- _TO DO_: Copy out the lines of the data below verbatim, starting at the line that contains "annotate this image: element" and stopping after the line that contains "shortcut-tile bbox=[544, 476, 592, 524]".

- _DATA SHOWN_:
____________________

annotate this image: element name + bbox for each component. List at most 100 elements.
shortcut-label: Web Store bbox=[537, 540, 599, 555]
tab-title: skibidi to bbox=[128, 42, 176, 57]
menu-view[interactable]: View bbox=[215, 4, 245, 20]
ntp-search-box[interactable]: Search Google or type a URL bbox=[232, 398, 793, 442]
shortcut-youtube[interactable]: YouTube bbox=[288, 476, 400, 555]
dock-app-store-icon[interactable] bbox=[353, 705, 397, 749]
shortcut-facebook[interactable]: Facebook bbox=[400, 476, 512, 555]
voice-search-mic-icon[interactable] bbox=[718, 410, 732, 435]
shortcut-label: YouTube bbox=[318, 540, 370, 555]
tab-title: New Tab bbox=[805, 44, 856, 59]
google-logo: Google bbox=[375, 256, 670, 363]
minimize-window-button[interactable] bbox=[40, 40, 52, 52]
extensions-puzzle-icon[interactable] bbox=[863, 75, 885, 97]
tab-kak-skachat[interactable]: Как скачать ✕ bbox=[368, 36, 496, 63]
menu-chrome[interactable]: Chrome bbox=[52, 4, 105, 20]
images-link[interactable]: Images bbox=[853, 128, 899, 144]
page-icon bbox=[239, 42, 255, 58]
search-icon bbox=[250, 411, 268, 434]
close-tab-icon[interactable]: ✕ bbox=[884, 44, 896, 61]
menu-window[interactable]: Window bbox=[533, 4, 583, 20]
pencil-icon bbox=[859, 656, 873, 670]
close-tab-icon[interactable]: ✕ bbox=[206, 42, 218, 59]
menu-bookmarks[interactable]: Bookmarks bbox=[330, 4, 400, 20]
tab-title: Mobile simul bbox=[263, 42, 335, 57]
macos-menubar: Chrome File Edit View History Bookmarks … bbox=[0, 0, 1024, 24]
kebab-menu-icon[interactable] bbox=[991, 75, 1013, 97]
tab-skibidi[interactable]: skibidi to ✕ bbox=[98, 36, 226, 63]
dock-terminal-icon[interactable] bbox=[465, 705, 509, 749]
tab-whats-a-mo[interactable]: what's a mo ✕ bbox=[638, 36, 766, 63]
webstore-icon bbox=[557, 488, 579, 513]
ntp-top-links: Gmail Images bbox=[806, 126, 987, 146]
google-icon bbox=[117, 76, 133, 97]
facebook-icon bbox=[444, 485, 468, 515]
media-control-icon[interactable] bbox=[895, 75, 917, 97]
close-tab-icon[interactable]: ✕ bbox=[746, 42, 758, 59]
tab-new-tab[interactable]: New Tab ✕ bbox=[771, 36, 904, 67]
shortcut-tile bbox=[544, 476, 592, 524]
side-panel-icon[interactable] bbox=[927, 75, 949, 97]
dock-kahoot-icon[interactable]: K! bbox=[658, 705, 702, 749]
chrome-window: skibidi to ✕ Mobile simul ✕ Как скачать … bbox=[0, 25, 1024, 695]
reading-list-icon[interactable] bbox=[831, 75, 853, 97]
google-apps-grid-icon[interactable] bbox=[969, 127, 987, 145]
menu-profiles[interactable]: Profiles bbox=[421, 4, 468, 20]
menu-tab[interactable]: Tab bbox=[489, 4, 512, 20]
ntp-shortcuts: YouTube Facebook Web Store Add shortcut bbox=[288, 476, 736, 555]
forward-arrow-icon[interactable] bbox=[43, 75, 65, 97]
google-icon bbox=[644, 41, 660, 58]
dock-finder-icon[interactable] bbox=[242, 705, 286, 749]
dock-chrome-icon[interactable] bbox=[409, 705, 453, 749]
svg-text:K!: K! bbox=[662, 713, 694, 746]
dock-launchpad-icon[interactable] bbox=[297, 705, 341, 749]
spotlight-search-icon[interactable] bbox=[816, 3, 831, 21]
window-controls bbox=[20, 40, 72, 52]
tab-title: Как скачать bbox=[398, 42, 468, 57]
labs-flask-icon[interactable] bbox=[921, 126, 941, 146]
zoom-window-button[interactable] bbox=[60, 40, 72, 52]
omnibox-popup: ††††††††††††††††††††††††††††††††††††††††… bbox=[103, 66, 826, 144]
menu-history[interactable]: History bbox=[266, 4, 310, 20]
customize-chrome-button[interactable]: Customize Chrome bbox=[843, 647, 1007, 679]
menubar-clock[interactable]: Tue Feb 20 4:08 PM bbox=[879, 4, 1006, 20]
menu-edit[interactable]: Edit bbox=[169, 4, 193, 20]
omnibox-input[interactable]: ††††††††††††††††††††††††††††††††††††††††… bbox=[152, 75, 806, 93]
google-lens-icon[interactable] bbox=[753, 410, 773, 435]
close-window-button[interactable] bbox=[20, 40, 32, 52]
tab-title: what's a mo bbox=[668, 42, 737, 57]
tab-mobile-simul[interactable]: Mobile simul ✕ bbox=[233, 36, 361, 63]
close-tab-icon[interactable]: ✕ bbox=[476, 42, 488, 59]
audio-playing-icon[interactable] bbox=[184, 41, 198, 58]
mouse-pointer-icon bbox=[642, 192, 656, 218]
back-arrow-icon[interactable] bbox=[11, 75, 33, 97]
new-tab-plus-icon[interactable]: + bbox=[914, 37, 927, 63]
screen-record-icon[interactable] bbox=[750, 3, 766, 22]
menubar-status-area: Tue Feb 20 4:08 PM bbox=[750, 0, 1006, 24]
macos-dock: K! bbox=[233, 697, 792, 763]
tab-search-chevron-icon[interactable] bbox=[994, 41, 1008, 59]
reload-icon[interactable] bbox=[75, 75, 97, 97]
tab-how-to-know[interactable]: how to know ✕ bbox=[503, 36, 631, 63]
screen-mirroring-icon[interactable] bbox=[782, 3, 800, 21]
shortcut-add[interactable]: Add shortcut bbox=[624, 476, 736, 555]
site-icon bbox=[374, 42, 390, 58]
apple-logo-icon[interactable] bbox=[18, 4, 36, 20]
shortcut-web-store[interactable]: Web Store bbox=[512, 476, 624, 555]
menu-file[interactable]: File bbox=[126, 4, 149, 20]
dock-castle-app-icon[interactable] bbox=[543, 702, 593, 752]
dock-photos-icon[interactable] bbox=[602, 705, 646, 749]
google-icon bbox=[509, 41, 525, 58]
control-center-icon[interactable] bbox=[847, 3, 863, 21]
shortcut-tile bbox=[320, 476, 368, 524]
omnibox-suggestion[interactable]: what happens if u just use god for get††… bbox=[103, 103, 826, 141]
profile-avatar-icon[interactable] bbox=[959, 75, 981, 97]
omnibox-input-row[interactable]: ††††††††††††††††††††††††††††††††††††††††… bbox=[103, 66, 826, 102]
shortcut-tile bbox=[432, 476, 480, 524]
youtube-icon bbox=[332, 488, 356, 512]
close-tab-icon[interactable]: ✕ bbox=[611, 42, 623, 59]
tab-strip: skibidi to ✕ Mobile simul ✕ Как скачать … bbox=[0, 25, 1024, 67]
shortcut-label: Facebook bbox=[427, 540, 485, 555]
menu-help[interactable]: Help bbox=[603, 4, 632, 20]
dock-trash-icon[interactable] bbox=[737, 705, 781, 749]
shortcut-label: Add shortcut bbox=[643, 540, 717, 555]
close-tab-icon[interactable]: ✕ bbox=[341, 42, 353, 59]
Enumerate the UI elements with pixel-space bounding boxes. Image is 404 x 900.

____________________

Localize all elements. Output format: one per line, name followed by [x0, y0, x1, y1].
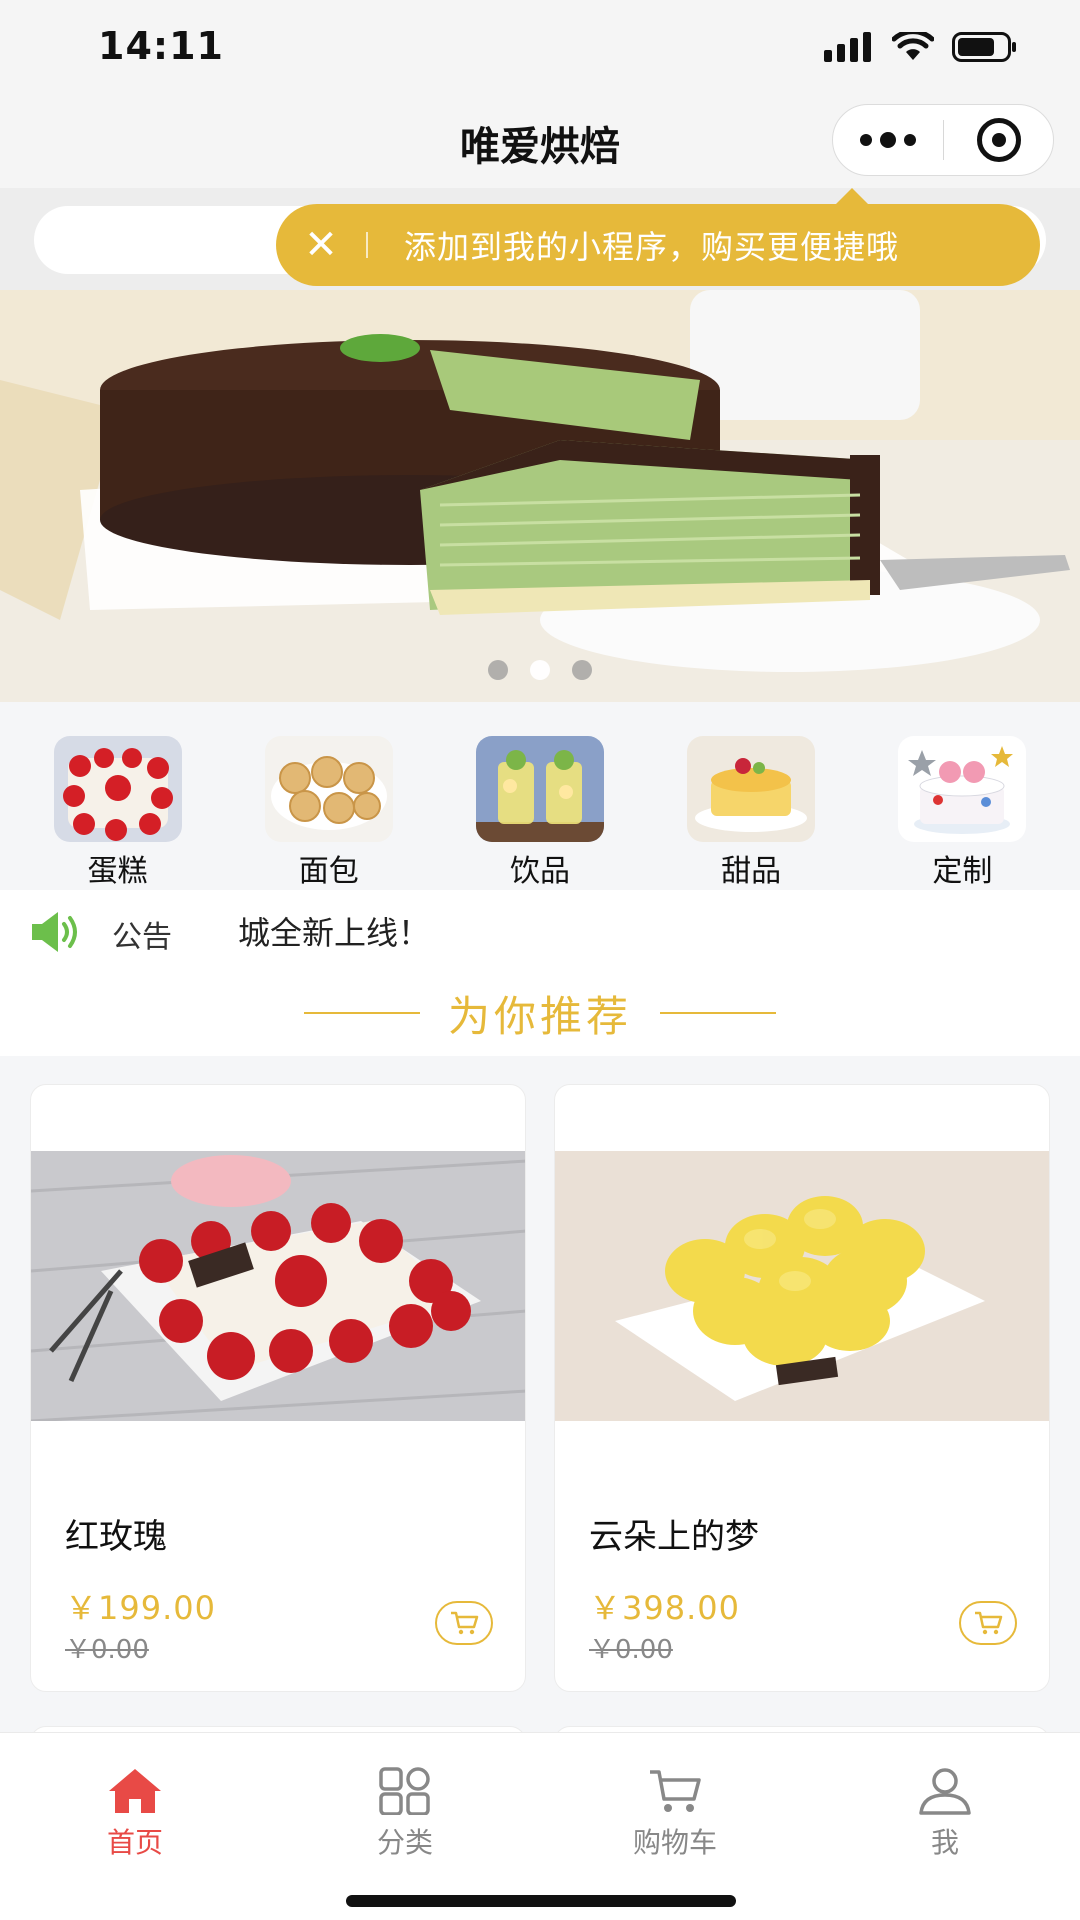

____________________

- _WRITTEN RESPONSE_:
annotate this image: element name + bbox for each component. List at most 100 elements.
shortcut-label: Web Store bbox=[537, 540, 599, 555]
tab-title: skibidi to bbox=[128, 42, 176, 57]
menu-view[interactable]: View bbox=[215, 4, 245, 20]
ntp-search-box[interactable]: Search Google or type a URL bbox=[232, 398, 793, 442]
shortcut-youtube[interactable]: YouTube bbox=[288, 476, 400, 555]
dock-app-store-icon[interactable] bbox=[353, 705, 397, 749]
shortcut-facebook[interactable]: Facebook bbox=[400, 476, 512, 555]
voice-search-mic-icon[interactable] bbox=[718, 410, 732, 435]
shortcut-label: YouTube bbox=[318, 540, 370, 555]
tab-title: New Tab bbox=[805, 44, 856, 59]
google-logo: Google bbox=[375, 256, 670, 363]
minimize-window-button[interactable] bbox=[40, 40, 52, 52]
extensions-puzzle-icon[interactable] bbox=[863, 75, 885, 97]
tab-kak-skachat[interactable]: Как скачать ✕ bbox=[368, 36, 496, 63]
menu-chrome[interactable]: Chrome bbox=[52, 4, 105, 20]
images-link[interactable]: Images bbox=[853, 128, 899, 144]
page-icon bbox=[239, 42, 255, 58]
search-icon bbox=[250, 411, 268, 434]
close-tab-icon[interactable]: ✕ bbox=[884, 44, 896, 61]
menu-window[interactable]: Window bbox=[533, 4, 583, 20]
pencil-icon bbox=[859, 656, 873, 670]
close-tab-icon[interactable]: ✕ bbox=[206, 42, 218, 59]
menu-bookmarks[interactable]: Bookmarks bbox=[330, 4, 400, 20]
tab-title: Mobile simul bbox=[263, 42, 335, 57]
macos-menubar: Chrome File Edit View History Bookmarks … bbox=[0, 0, 1024, 24]
kebab-menu-icon[interactable] bbox=[991, 75, 1013, 97]
tab-skibidi[interactable]: skibidi to ✕ bbox=[98, 36, 226, 63]
dock-terminal-icon[interactable] bbox=[465, 705, 509, 749]
tab-whats-a-mo[interactable]: what's a mo ✕ bbox=[638, 36, 766, 63]
webstore-icon bbox=[557, 488, 579, 513]
ntp-top-links: Gmail Images bbox=[806, 126, 987, 146]
google-icon bbox=[117, 76, 133, 97]
facebook-icon bbox=[444, 485, 468, 515]
media-control-icon[interactable] bbox=[895, 75, 917, 97]
close-tab-icon[interactable]: ✕ bbox=[746, 42, 758, 59]
tab-new-tab[interactable]: New Tab ✕ bbox=[771, 36, 904, 67]
shortcut-tile bbox=[544, 476, 592, 524]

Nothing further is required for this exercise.